-- Start of Source material --
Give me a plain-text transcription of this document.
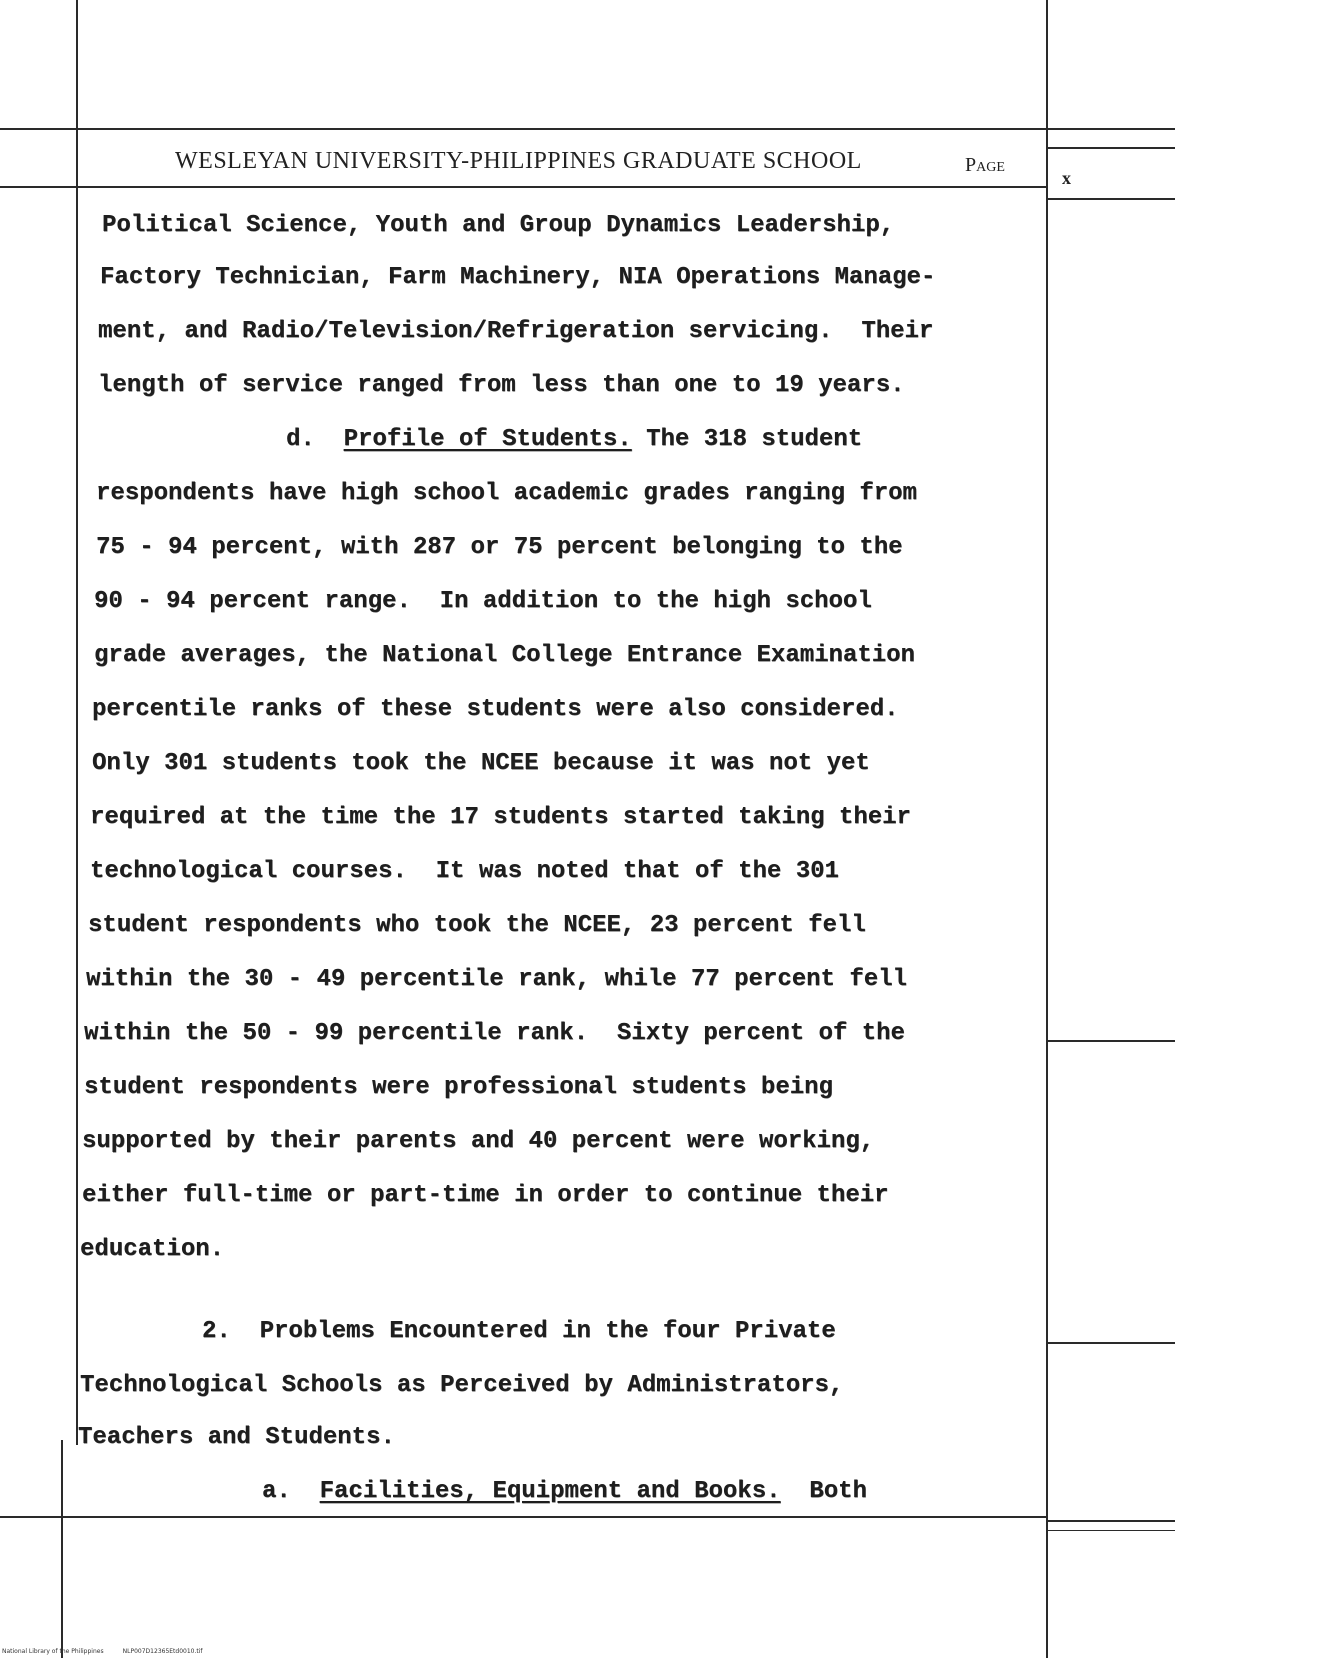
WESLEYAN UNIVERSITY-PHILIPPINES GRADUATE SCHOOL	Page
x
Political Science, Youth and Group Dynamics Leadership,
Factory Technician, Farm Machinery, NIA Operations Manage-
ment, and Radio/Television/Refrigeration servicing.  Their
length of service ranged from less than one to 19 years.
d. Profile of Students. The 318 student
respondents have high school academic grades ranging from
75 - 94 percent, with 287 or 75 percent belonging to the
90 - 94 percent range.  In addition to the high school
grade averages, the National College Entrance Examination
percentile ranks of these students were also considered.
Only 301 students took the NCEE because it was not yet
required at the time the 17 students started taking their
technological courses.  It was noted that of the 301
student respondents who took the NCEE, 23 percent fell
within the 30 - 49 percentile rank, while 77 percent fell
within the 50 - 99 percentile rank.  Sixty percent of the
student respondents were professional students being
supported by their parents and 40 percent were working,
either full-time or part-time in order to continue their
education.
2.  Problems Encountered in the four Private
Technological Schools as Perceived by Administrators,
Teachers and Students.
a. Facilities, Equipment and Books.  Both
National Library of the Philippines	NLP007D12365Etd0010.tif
-- End of Source material --
-- Start of Source material --
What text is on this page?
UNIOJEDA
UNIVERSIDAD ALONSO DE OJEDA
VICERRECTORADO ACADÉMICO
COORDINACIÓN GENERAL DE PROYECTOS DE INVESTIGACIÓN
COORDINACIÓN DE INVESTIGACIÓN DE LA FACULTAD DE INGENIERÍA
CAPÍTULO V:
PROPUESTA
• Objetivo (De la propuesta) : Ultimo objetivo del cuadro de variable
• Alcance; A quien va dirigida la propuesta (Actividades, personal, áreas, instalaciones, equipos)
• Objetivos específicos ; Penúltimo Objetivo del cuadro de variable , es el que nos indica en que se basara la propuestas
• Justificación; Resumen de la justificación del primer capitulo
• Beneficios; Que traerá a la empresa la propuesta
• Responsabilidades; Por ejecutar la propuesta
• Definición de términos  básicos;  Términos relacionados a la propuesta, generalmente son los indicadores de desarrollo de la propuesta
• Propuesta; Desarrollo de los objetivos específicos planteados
-- End of Source material --
-- Start of Source material --
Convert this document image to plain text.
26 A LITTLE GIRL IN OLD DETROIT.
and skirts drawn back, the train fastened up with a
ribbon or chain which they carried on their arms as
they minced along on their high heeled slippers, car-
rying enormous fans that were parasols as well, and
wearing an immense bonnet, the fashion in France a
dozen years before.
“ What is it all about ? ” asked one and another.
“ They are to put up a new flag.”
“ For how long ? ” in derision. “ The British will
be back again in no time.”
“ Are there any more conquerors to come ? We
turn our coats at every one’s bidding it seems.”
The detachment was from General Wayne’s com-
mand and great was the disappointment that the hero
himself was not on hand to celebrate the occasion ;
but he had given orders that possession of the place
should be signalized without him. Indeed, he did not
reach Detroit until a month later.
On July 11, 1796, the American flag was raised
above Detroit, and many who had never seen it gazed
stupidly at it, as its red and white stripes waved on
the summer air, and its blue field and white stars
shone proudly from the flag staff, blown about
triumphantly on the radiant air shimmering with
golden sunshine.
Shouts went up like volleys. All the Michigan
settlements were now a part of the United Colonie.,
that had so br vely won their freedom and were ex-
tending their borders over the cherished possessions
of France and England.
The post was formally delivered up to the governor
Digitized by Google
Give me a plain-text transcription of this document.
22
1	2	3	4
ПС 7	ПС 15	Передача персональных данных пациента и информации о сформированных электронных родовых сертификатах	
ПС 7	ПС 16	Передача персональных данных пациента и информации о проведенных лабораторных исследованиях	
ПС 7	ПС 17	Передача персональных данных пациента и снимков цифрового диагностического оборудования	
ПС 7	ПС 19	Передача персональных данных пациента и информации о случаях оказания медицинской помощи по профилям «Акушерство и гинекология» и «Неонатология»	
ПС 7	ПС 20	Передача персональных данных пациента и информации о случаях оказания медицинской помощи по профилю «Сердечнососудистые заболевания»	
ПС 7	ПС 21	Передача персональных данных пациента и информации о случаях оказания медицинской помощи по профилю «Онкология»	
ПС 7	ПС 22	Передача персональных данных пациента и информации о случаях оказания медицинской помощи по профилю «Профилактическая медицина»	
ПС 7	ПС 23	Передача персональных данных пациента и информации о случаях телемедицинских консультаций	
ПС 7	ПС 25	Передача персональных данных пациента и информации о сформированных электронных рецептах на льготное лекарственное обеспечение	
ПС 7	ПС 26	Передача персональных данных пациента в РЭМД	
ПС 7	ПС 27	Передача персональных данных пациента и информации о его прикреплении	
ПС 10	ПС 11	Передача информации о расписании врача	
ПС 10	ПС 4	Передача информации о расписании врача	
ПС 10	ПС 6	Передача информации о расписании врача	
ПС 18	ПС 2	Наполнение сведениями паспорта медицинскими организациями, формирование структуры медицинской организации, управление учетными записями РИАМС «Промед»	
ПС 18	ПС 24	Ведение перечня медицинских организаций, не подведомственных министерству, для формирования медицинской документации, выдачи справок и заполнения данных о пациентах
-- End of Source material --
● What the exercise asks
Pick out the lines above containing the word "сформированных", then copy them.

● Output below
ПС 7	ПС 15	Передача персональных данных пациента и информации о сформированных электронных родовых сертификатах	
ПС 7	ПС 25	Передача персональных данных пациента и информации о сформированных электронных рецептах на льготное лекарственное обеспечение	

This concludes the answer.